§ Challenge: Write out each record again exactly as it stands.

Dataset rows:
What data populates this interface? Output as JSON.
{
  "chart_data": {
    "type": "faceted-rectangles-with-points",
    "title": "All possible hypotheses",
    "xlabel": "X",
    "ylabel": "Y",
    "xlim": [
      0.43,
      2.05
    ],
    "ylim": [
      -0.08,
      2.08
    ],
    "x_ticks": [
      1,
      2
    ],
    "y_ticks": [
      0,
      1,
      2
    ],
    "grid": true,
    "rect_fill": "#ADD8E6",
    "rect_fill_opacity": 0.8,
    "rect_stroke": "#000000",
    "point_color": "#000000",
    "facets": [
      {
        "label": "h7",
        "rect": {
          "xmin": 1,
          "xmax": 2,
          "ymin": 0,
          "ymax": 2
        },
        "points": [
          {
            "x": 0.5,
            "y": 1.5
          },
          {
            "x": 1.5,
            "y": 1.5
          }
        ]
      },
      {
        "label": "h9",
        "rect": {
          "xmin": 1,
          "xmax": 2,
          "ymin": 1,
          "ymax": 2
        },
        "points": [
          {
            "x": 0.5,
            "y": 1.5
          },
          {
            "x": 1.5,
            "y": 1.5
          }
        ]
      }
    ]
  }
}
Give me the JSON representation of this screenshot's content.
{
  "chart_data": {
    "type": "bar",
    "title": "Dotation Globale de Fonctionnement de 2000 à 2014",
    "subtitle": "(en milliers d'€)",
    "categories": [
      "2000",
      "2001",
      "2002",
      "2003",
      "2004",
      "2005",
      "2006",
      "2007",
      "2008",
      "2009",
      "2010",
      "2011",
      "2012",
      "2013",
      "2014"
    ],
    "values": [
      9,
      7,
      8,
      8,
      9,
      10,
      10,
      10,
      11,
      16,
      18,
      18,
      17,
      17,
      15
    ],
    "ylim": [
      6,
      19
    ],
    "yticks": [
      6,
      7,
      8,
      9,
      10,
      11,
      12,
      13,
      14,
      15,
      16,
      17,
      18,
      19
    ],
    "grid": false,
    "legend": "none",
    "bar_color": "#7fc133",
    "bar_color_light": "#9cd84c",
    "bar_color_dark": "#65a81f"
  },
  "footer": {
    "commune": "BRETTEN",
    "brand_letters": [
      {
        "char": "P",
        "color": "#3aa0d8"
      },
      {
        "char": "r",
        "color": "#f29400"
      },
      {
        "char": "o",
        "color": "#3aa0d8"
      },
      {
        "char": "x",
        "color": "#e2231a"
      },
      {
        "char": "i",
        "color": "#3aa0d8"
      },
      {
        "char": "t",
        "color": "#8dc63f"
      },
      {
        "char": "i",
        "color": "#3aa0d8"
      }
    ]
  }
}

§ Response:
What data populates this interface? Output as JSON.
{
  "chart_data": {
    "type": "faceted-rectangles-with-points",
    "title": "All possible hypotheses",
    "xlabel": "X",
    "ylabel": "Y",
    "xlim": [
      0.43,
      2.05
    ],
    "ylim": [
      -0.08,
      2.08
    ],
    "x_ticks": [
      1,
      2
    ],
    "y_ticks": [
      0,
      1,
      2
    ],
    "grid": true,
    "rect_fill": "#ADD8E6",
    "rect_fill_opacity": 0.8,
    "rect_stroke": "#000000",
    "point_color": "#000000",
    "facets": [
      {
        "label": "h7",
        "rect": {
          "xmin": 1,
          "xmax": 2,
          "ymin": 0,
          "ymax": 2
        },
        "points": [
          {
            "x": 0.5,
            "y": 1.5
          },
          {
            "x": 1.5,
            "y": 1.5
          }
        ]
      },
      {
        "label": "h9",
        "rect": {
          "xmin": 1,
          "xmax": 2,
          "ymin": 1,
          "ymax": 2
        },
        "points": [
          {
            "x": 0.5,
            "y": 1.5
          },
          {
            "x": 1.5,
            "y": 1.5
          }
        ]
      }
    ]
  }
}
Give me the JSON representation of this screenshot's content.
{
  "chart_data": {
    "type": "bar",
    "title": "Dotation Globale de Fonctionnement de 2000 à 2014",
    "subtitle": "(en milliers d'€)",
    "categories": [
      "2000",
      "2001",
      "2002",
      "2003",
      "2004",
      "2005",
      "2006",
      "2007",
      "2008",
      "2009",
      "2010",
      "2011",
      "2012",
      "2013",
      "2014"
    ],
    "values": [
      9,
      7,
      8,
      8,
      9,
      10,
      10,
      10,
      11,
      16,
      18,
      18,
      17,
      17,
      15
    ],
    "ylim": [
      6,
      19
    ],
    "yticks": [
      6,
      7,
      8,
      9,
      10,
      11,
      12,
      13,
      14,
      15,
      16,
      17,
      18,
      19
    ],
    "grid": false,
    "legend": "none",
    "bar_color": "#7fc133",
    "bar_color_light": "#9cd84c",
    "bar_color_dark": "#65a81f"
  },
  "footer": {
    "commune": "BRETTEN",
    "brand_letters": [
      {
        "char": "P",
        "color": "#3aa0d8"
      },
      {
        "char": "r",
        "color": "#f29400"
      },
      {
        "char": "o",
        "color": "#3aa0d8"
      },
      {
        "char": "x",
        "color": "#e2231a"
      },
      {
        "char": "i",
        "color": "#3aa0d8"
      },
      {
        "char": "t",
        "color": "#8dc63f"
      },
      {
        "char": "i",
        "color": "#3aa0d8"
      }
    ]
  }
}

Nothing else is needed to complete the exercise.